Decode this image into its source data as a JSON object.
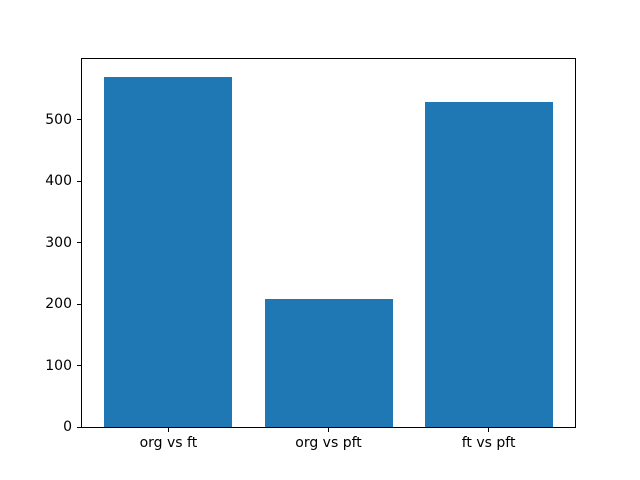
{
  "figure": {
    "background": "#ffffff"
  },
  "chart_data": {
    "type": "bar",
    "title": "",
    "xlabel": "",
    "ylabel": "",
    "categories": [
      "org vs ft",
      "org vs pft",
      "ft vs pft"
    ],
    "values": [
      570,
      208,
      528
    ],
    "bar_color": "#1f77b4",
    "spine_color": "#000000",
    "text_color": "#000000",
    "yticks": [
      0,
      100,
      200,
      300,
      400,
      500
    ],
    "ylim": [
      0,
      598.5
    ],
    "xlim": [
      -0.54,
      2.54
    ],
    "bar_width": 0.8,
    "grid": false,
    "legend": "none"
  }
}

...

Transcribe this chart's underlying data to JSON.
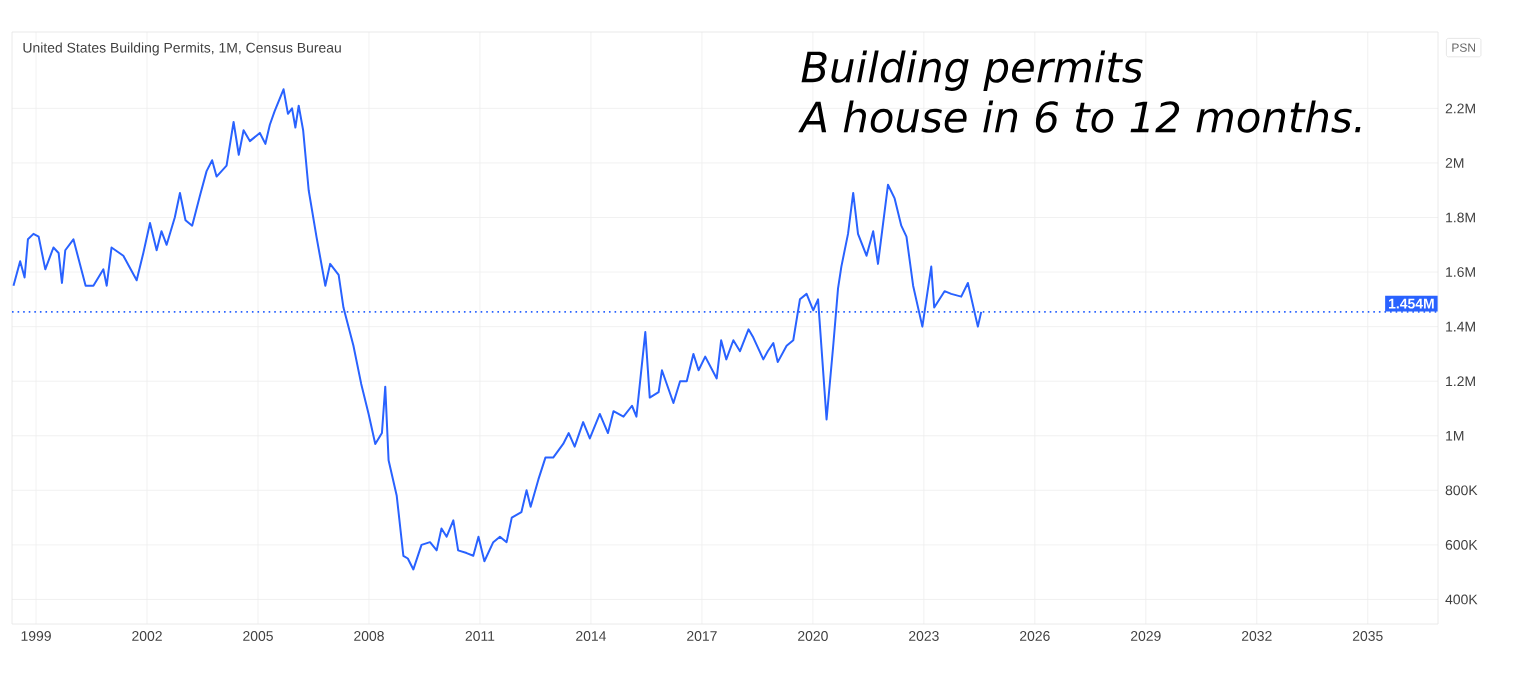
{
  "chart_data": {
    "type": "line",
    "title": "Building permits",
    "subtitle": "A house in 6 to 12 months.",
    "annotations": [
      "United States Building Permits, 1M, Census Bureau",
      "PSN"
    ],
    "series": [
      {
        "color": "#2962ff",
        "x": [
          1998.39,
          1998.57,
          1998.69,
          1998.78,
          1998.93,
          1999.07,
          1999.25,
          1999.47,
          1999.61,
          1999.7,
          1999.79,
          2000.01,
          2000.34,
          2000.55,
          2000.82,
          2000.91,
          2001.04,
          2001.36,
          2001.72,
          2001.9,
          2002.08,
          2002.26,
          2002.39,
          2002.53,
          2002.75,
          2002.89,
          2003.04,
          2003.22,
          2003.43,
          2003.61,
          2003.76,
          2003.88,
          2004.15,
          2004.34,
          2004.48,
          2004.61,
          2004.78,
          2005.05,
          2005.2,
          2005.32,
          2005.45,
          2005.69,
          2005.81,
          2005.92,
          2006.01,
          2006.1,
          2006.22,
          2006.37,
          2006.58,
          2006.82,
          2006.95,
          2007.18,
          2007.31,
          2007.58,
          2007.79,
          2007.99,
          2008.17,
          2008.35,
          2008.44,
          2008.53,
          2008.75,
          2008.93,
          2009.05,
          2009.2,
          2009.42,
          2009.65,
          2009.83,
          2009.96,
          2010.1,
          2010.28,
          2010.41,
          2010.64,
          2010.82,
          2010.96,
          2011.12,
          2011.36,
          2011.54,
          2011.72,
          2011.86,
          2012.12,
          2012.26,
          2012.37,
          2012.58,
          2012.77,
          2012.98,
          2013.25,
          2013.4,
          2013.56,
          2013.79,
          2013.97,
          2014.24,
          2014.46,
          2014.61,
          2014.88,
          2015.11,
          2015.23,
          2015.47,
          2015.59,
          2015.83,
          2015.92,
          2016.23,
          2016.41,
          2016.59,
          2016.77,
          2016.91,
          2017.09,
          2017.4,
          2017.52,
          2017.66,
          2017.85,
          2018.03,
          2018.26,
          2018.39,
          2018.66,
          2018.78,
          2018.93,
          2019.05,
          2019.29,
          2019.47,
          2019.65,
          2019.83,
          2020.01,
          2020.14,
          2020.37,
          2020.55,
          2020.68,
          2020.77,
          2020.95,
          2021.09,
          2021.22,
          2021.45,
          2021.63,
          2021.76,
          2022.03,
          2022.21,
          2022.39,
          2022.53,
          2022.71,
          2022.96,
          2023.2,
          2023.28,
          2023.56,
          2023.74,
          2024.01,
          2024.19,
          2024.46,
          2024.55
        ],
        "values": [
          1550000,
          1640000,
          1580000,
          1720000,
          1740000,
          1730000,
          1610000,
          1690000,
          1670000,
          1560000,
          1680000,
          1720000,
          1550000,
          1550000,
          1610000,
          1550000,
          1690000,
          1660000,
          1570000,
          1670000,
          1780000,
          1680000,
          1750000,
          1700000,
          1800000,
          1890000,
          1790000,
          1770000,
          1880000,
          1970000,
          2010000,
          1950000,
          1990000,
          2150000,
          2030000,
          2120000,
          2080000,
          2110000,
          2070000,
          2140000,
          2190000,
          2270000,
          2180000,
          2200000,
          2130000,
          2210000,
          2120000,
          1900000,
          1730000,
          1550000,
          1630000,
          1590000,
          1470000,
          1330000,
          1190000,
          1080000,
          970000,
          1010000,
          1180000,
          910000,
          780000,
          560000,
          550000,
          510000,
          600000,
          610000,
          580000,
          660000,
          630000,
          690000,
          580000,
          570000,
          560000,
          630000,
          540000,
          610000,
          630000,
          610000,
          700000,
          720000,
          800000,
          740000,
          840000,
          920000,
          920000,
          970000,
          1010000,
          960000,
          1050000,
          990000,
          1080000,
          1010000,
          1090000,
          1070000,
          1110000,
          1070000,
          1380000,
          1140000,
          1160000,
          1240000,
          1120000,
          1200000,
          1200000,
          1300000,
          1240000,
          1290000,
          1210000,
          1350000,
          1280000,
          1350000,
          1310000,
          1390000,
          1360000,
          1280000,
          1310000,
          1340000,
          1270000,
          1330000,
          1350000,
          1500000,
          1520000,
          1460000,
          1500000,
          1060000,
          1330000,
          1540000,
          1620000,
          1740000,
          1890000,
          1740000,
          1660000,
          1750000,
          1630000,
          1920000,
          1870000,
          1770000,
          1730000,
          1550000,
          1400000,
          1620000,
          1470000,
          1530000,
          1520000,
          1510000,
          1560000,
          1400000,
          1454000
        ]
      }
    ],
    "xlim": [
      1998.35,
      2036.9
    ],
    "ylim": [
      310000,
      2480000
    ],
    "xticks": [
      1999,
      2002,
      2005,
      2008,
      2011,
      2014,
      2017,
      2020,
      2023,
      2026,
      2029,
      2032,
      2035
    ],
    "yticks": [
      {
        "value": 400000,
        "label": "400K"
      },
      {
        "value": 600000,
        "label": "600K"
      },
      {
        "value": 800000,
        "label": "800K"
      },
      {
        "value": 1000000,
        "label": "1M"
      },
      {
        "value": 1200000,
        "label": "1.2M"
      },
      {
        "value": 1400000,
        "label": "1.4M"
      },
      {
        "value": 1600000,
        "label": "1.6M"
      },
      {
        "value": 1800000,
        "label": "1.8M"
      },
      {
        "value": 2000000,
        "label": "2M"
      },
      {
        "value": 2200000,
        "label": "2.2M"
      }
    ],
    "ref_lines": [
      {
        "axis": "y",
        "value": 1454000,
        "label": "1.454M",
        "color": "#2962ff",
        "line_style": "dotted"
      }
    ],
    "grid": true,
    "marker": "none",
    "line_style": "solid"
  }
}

Exercise task:
Going through the lines above one by one, tally those with the word "JSON" and give only the total.

Answer to this task:
2